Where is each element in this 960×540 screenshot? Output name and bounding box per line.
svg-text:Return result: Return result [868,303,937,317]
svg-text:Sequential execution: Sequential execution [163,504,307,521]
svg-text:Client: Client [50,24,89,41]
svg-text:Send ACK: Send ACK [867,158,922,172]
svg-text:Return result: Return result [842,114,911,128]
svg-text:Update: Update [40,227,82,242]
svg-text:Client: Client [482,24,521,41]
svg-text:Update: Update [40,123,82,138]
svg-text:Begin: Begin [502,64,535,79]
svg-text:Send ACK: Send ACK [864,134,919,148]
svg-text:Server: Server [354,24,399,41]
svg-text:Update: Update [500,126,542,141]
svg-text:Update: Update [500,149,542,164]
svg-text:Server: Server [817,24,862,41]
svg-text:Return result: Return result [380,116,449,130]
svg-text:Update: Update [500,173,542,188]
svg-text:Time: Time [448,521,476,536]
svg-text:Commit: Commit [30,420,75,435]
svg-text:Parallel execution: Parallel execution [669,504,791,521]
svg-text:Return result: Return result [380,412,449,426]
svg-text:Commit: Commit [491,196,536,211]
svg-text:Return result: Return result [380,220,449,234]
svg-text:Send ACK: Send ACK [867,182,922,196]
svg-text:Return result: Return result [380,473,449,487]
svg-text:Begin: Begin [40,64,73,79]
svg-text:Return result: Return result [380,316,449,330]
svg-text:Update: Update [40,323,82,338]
────────────────
EXERCISE TASK
Reproduce every one of the rows above verbatim, preserving each character and the original line order.

TASK RESULT
Where is each element in this 960×540 screenshot? Output name and bounding box per line.
svg-text:Return result: Return result [868,303,937,317]
svg-text:Sequential execution: Sequential execution [163,504,307,521]
svg-text:Client: Client [50,24,89,41]
svg-text:Send ACK: Send ACK [867,158,922,172]
svg-text:Return result: Return result [842,114,911,128]
svg-text:Update: Update [40,227,82,242]
svg-text:Client: Client [482,24,521,41]
svg-text:Update: Update [40,123,82,138]
svg-text:Begin: Begin [502,64,535,79]
svg-text:Send ACK: Send ACK [864,134,919,148]
svg-text:Server: Server [354,24,399,41]
svg-text:Update: Update [500,126,542,141]
svg-text:Update: Update [500,149,542,164]
svg-text:Server: Server [817,24,862,41]
svg-text:Return result: Return result [380,116,449,130]
svg-text:Update: Update [500,173,542,188]
svg-text:Time: Time [448,521,476,536]
svg-text:Commit: Commit [30,420,75,435]
svg-text:Parallel execution: Parallel execution [669,504,791,521]
svg-text:Return result: Return result [380,412,449,426]
svg-text:Commit: Commit [491,196,536,211]
svg-text:Return result: Return result [380,220,449,234]
svg-text:Send ACK: Send ACK [867,182,922,196]
svg-text:Return result: Return result [380,473,449,487]
svg-text:Begin: Begin [40,64,73,79]
svg-text:Return result: Return result [380,316,449,330]
svg-text:Update: Update [40,323,82,338]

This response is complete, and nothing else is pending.